● **What is needed**
Will you write out the data exactly, excluding every picture?

(Data excerpts)
* * * *
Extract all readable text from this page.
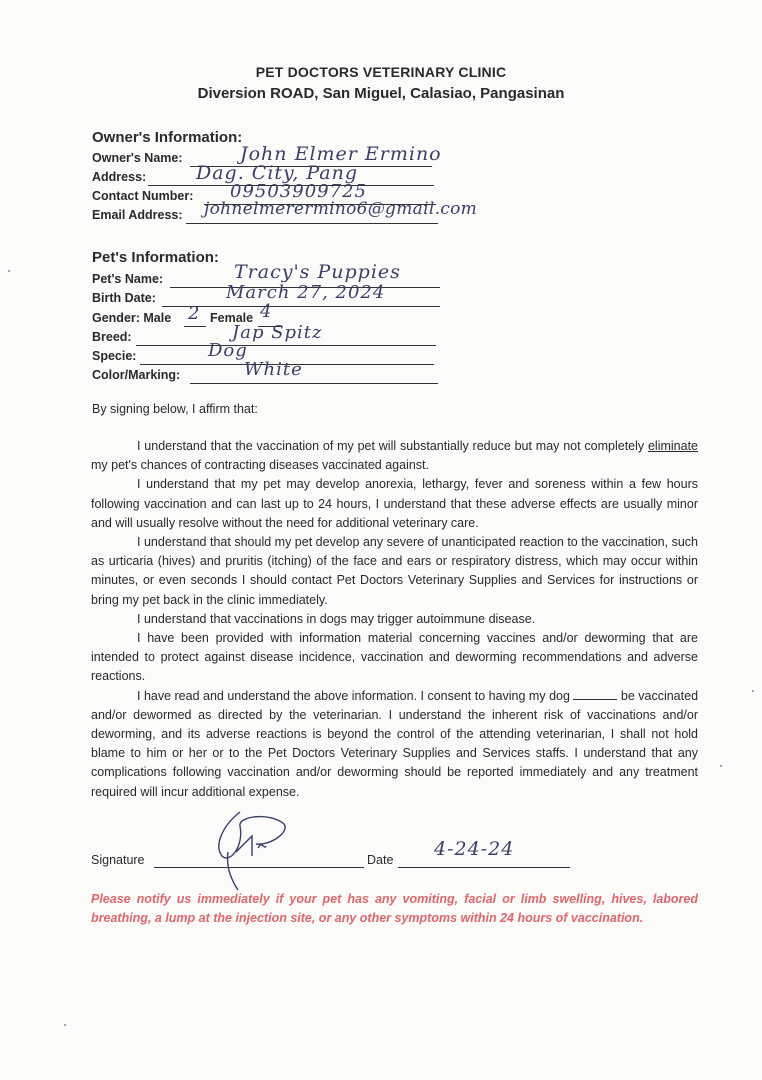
PET DOCTORS VETERINARY CLINIC
Diversion ROAD, San Miguel, Calasiao, Pangasinan
Owner's Information:
Owner's Name:	John Elmer Ermino
Address:	Dag. City, Pang
Contact Number: 09503909725
Email Address: johnelmerermino6@gmail.com
Pet's Information:
Pet's Name:	Tracy's Puppies
Birth Date:	March 27, 2024
Gender: Male 2 Female 4
Breed:	Jap Spitz
Specie:	Dog
Color/Marking:	White
By signing below, I affirm that:

I understand that the vaccination of my pet will substantially reduce but may not completely eliminate my pet's chances of contracting diseases vaccinated against.

I understand that my pet may develop anorexia, lethargy, fever and soreness within a few hours following vaccination and can last up to 24 hours, I understand that these adverse effects are usually minor and will usually resolve without the need for additional veterinary care.

I understand that should my pet develop any severe of unanticipated reaction to the vaccination, such as urticaria (hives) and pruritis (itching) of the face and ears or respiratory distress, which may occur within minutes, or even seconds I should contact Pet Doctors Veterinary Supplies and Services for instructions or bring my pet back in the clinic immediately.

I understand that vaccinations in dogs may trigger autoimmune disease.

I have been provided with information material concerning vaccines and/or deworming that are intended to protect against disease incidence, vaccination and deworming recommendations and adverse reactions.

I have read and understand the above information. I consent to having my dog	be vaccinated and/or dewormed as directed by the veterinarian. I understand the inherent risk of vaccinations and/or deworming, and its adverse reactions is beyond the control of the attending veterinarian, I shall not hold blame to him or her or to the Pet Doctors Veterinary Supplies and Services staffs. I understand that any complications following vaccination and/or deworming should be reported immediately and any treatment required will incur additional expense.

Signature	Date 4-24-24
Please notify us immediately if your pet has any vomiting, facial or limb swelling, hives, labored breathing, a lump at the injection site, or any other symptoms within 24 hours of vaccination.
* * * *
● **Response to this exercise**
Extract all readable text from this page.
PET DOCTORS VETERINARY CLINIC
Diversion ROAD, San Miguel, Calasiao, Pangasinan
Owner's Information:
Owner's Name:	John Elmer Ermino
Address:	Dag. City, Pang
Contact Number: 09503909725
Email Address: johnelmerermino6@gmail.com
Pet's Information:
Pet's Name:	Tracy's Puppies
Birth Date:	March 27, 2024
Gender: Male 2 Female 4
Breed:	Jap Spitz
Specie:	Dog
Color/Marking:	White
By signing below, I affirm that:

I understand that the vaccination of my pet will substantially reduce but may not completely eliminate my pet's chances of contracting diseases vaccinated against.

I understand that my pet may develop anorexia, lethargy, fever and soreness within a few hours following vaccination and can last up to 24 hours, I understand that these adverse effects are usually minor and will usually resolve without the need for additional veterinary care.

I understand that should my pet develop any severe of unanticipated reaction to the vaccination, such as urticaria (hives) and pruritis (itching) of the face and ears or respiratory distress, which may occur within minutes, or even seconds I should contact Pet Doctors Veterinary Supplies and Services for instructions or bring my pet back in the clinic immediately.

I understand that vaccinations in dogs may trigger autoimmune disease.

I have been provided with information material concerning vaccines and/or deworming that are intended to protect against disease incidence, vaccination and deworming recommendations and adverse reactions.

I have read and understand the above information. I consent to having my dog	be vaccinated and/or dewormed as directed by the veterinarian. I understand the inherent risk of vaccinations and/or deworming, and its adverse reactions is beyond the control of the attending veterinarian, I shall not hold blame to him or her or to the Pet Doctors Veterinary Supplies and Services staffs. I understand that any complications following vaccination and/or deworming should be reported immediately and any treatment required will incur additional expense.

Signature	Date 4-24-24
Please notify us immediately if your pet has any vomiting, facial or limb swelling, hives, labored breathing, a lump at the injection site, or any other symptoms within 24 hours of vaccination.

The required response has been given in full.